* Instructions for the task: Only the number is wanted: count the lines that include the word "noterons".

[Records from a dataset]

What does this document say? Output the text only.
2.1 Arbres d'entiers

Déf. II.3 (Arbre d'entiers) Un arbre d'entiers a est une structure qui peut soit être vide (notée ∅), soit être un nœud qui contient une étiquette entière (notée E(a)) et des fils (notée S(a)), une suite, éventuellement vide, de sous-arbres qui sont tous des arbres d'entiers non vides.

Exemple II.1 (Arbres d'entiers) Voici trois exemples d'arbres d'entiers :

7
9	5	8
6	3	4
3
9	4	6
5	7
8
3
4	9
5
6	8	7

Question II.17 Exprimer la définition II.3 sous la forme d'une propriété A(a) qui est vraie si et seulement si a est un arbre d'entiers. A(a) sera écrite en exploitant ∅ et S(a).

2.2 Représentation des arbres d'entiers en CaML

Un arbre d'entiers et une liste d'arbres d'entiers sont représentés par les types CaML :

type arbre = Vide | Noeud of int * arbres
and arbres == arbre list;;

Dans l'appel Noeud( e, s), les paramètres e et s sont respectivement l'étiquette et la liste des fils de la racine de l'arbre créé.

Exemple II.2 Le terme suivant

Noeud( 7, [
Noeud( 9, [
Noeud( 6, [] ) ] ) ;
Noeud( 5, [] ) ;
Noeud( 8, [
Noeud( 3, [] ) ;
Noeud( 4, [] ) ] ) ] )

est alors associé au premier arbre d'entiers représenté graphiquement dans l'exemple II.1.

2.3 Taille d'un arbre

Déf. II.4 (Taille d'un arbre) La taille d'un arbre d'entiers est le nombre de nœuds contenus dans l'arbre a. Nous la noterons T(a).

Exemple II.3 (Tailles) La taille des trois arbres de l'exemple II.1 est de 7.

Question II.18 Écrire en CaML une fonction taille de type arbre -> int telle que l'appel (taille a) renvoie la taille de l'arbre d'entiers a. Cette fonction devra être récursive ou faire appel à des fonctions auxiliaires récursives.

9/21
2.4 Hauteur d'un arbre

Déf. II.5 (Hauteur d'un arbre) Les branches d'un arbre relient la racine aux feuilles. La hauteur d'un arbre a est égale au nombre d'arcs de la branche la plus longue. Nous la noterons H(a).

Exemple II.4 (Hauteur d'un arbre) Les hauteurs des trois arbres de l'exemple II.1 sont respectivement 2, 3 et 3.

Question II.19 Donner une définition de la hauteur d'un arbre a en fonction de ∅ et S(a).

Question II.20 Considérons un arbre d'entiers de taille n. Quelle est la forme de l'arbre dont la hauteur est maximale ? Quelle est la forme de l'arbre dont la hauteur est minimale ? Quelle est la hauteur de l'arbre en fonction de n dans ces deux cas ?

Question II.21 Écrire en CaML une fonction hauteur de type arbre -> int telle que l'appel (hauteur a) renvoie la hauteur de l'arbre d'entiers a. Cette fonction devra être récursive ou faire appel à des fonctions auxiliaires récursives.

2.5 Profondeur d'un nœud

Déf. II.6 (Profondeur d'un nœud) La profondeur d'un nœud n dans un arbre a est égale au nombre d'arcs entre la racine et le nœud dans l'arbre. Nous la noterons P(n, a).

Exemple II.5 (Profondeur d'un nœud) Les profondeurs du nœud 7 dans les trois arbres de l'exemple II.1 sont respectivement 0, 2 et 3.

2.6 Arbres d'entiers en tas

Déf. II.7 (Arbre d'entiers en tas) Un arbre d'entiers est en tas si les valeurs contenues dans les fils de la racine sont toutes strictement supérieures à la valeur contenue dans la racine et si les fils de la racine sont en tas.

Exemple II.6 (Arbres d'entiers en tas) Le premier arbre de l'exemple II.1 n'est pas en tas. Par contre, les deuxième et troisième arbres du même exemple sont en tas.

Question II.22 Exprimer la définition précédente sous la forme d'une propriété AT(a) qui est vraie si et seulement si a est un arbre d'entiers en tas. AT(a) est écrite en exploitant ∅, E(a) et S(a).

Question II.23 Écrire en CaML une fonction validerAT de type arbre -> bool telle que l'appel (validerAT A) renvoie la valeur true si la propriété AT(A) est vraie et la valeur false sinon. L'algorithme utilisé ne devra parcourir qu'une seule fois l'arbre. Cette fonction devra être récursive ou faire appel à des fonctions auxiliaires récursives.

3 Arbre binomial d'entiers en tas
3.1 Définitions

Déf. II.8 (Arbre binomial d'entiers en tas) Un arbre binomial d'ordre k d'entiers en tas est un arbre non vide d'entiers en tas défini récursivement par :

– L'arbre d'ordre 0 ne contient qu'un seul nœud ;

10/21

* Task result: 3